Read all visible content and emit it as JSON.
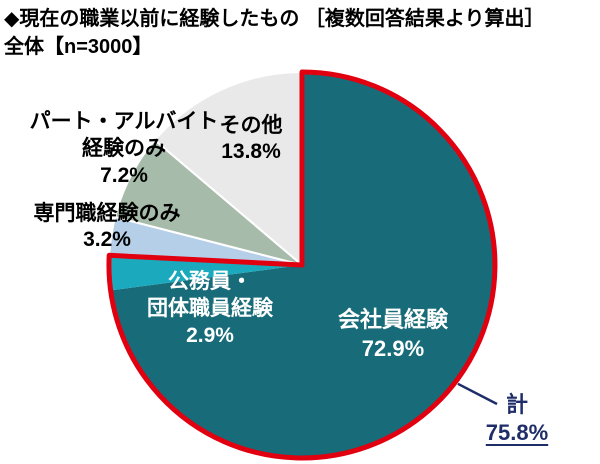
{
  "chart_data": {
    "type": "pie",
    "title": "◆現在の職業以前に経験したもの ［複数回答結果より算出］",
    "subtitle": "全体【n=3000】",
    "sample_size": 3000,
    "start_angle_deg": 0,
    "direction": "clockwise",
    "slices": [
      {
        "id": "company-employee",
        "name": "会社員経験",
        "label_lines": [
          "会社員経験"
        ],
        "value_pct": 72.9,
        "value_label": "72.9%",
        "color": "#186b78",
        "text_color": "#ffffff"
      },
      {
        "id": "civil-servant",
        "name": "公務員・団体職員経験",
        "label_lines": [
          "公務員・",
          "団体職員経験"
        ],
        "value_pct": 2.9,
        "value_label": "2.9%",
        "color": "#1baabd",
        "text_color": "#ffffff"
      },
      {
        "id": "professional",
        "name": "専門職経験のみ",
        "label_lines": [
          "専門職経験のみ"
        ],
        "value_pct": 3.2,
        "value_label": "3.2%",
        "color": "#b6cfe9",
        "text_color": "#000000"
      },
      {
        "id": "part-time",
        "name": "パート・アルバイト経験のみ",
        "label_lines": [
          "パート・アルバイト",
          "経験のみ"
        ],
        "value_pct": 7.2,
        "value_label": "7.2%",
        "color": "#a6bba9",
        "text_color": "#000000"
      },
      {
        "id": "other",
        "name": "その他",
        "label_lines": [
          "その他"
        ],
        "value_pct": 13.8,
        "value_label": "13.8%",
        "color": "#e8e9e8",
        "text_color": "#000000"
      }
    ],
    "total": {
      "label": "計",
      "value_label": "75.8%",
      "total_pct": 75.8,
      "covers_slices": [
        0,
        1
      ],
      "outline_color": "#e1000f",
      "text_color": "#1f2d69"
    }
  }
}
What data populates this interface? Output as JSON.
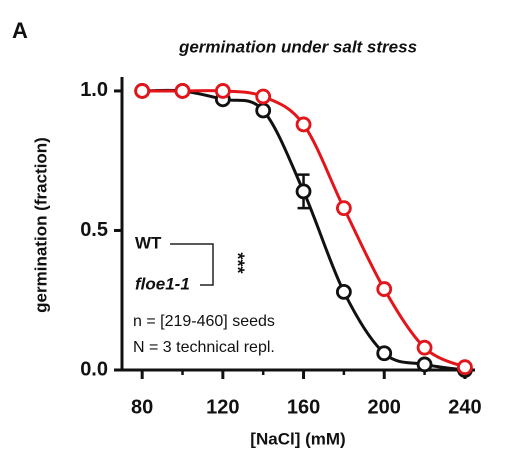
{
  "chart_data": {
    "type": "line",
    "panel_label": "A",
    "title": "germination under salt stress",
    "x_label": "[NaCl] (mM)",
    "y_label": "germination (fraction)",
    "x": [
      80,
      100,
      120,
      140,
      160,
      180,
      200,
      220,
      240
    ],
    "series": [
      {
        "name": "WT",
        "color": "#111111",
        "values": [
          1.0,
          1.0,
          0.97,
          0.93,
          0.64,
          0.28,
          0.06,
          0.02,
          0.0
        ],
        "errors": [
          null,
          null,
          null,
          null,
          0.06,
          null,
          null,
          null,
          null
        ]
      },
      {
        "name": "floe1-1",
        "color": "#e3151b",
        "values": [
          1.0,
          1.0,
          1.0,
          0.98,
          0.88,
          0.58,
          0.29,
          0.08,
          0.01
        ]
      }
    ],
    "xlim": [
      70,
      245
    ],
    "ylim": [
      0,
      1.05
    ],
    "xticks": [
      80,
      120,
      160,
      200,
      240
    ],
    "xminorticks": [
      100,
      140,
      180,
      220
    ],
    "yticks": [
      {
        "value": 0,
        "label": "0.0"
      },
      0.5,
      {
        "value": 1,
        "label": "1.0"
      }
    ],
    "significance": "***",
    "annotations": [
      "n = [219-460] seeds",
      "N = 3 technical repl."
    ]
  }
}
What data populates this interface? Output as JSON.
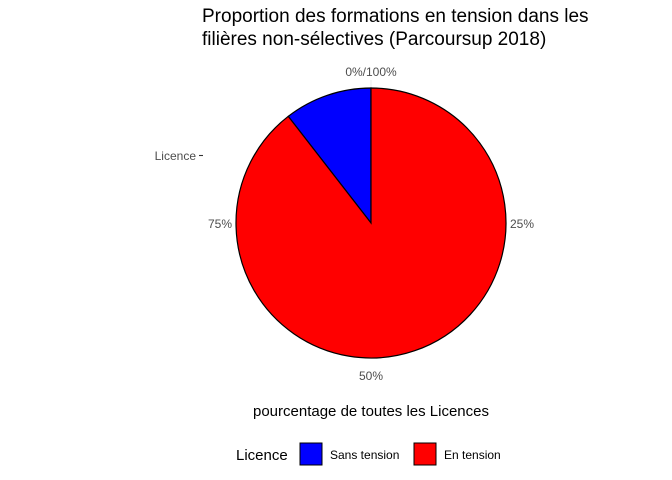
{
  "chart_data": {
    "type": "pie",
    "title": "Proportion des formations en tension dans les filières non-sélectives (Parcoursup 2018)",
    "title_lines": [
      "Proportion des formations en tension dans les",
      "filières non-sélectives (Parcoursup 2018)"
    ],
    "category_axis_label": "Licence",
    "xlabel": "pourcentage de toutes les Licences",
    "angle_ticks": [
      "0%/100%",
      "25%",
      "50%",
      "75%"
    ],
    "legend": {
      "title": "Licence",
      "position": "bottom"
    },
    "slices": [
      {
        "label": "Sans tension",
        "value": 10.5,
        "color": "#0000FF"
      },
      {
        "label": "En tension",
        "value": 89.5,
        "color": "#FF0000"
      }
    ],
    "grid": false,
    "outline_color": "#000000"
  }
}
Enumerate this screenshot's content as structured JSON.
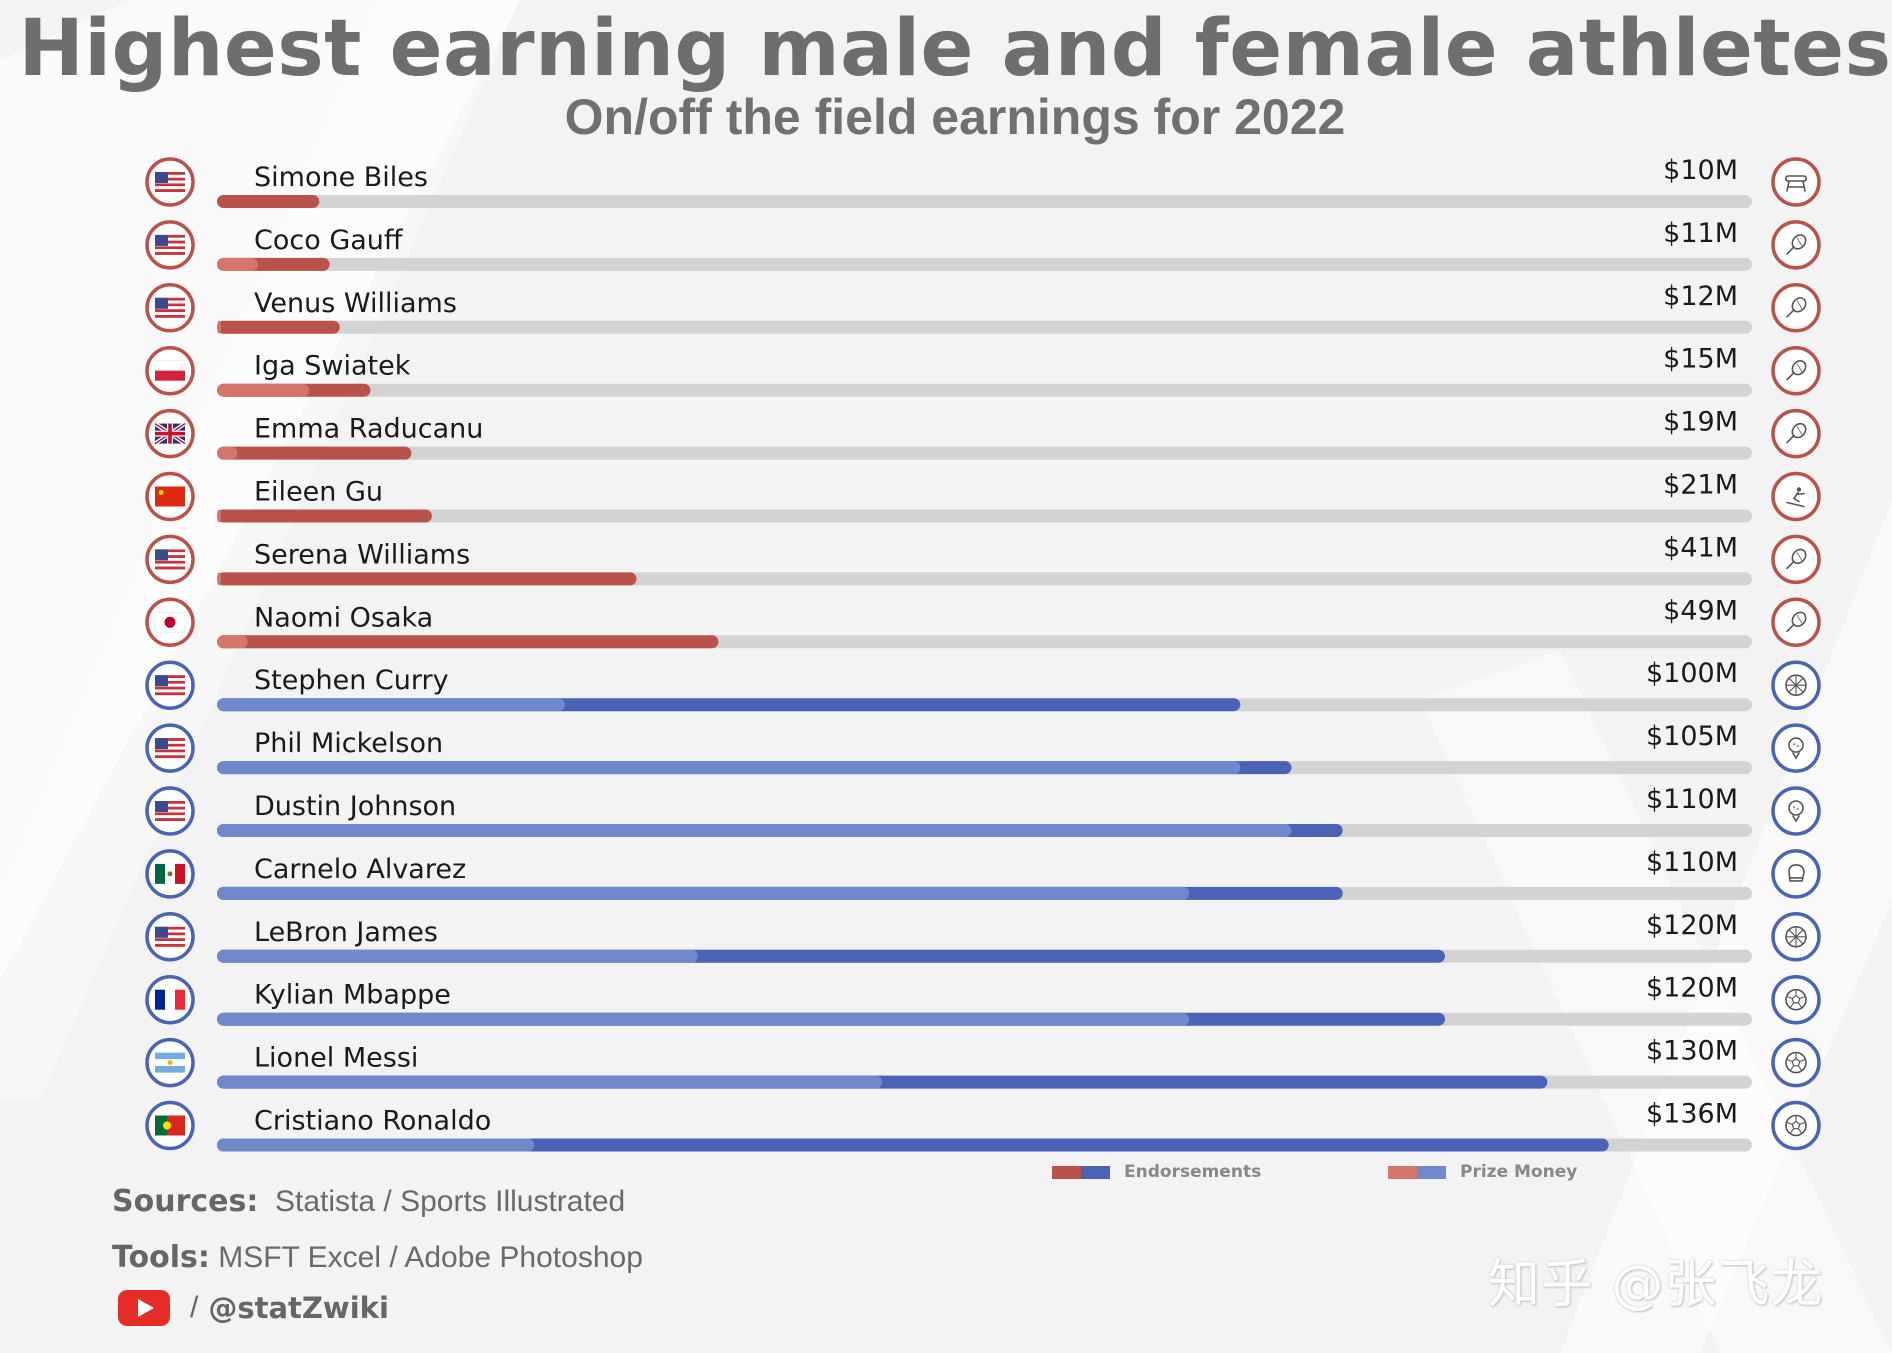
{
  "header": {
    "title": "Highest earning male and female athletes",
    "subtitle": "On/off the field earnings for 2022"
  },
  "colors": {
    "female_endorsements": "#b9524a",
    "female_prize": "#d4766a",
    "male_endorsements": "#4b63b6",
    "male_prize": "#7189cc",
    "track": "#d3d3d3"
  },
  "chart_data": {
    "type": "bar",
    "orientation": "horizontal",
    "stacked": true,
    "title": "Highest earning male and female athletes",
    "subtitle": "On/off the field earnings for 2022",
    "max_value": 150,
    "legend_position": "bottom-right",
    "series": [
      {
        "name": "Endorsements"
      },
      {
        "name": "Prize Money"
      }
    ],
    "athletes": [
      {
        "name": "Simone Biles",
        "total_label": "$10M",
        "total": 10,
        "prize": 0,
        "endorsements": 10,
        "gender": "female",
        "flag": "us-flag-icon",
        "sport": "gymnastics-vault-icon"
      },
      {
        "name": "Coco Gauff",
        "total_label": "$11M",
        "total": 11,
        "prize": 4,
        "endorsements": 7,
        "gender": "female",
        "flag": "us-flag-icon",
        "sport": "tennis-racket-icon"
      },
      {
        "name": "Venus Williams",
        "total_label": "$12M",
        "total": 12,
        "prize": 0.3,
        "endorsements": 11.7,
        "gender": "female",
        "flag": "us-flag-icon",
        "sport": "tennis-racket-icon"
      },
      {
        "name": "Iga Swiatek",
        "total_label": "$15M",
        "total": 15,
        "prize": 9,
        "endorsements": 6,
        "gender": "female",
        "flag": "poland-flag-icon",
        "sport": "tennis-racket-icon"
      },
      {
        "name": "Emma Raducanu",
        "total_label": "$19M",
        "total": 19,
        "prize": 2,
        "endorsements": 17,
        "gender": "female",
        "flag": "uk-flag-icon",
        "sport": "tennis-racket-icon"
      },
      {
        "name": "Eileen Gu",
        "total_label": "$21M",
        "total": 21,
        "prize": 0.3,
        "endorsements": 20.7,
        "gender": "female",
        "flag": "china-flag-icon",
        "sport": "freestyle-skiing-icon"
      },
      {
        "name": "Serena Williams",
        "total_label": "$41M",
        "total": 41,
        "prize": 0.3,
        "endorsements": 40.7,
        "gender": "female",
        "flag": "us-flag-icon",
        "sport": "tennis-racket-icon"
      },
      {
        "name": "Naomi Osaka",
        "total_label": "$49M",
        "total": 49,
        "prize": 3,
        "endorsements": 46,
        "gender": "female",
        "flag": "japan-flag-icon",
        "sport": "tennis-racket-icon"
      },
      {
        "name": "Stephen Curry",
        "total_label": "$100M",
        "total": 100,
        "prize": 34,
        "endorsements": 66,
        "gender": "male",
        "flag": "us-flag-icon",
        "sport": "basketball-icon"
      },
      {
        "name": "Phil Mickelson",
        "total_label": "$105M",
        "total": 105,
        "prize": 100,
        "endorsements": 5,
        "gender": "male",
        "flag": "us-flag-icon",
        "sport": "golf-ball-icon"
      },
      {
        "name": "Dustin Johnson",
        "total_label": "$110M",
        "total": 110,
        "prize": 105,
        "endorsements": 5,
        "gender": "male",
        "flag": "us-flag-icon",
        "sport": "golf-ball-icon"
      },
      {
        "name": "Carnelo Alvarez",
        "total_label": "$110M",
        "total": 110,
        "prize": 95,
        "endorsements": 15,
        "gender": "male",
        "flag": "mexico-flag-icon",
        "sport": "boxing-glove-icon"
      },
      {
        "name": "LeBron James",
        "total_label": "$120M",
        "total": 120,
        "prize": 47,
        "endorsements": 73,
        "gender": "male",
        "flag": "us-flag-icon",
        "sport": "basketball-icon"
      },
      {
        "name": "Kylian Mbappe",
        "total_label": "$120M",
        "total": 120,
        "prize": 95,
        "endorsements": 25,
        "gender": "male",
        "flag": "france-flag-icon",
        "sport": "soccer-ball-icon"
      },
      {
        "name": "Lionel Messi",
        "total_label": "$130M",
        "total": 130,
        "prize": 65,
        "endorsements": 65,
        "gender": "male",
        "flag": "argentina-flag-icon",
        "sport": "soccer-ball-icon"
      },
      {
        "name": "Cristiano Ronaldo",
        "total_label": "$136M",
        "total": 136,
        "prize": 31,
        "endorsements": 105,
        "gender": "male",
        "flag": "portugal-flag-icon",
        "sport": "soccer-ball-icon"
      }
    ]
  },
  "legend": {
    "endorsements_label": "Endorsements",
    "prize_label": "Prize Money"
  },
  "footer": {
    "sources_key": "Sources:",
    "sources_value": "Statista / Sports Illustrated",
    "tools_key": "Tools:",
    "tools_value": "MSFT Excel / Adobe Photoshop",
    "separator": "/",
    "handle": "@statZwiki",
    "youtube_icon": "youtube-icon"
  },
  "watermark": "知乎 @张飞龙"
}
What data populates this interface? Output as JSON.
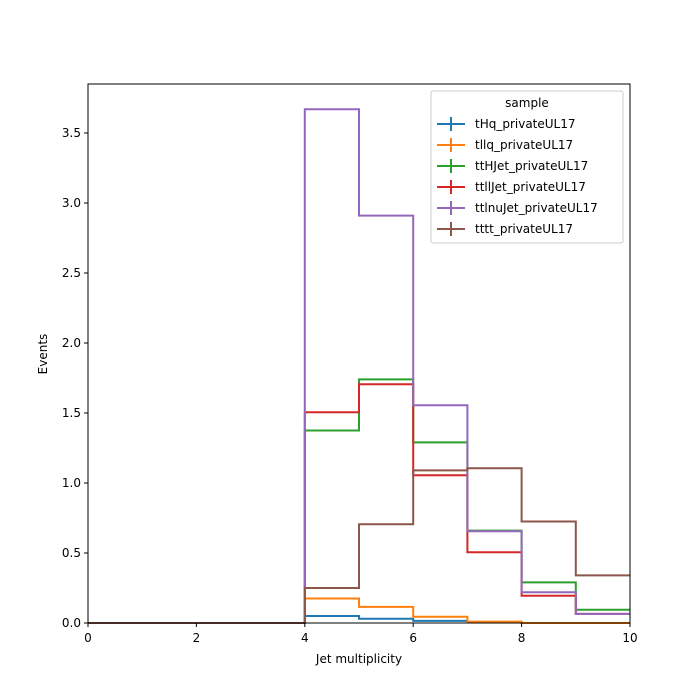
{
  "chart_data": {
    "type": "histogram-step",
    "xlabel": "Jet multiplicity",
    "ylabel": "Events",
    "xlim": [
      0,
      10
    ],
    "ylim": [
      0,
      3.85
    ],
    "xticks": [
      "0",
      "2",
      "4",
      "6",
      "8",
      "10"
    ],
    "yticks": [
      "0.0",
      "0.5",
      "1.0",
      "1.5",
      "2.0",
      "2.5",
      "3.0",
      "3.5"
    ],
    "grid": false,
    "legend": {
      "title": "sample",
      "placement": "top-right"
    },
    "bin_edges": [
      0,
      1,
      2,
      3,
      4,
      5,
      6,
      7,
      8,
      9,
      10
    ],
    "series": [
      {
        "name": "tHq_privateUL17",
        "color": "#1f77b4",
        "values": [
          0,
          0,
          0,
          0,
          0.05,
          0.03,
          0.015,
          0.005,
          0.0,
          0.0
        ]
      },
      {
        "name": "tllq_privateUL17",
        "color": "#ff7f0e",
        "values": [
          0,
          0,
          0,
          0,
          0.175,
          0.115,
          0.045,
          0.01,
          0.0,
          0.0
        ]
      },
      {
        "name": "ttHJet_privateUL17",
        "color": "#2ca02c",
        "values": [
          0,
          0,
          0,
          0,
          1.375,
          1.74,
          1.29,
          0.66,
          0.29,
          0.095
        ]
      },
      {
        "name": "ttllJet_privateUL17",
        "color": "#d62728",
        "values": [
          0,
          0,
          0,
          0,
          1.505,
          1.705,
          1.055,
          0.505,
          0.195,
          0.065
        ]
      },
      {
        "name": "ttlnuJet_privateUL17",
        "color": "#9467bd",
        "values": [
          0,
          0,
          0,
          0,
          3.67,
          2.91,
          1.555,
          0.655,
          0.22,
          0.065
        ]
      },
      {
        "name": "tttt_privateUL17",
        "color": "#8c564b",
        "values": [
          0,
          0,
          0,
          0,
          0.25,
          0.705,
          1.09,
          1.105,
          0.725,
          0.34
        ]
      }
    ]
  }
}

## Task statement
List every line above that contains the word "field".

## Answer to this task
    "subtitle": "On/off the field earnings for 2022"
    "subtitle": "On/off the field earnings for 2022",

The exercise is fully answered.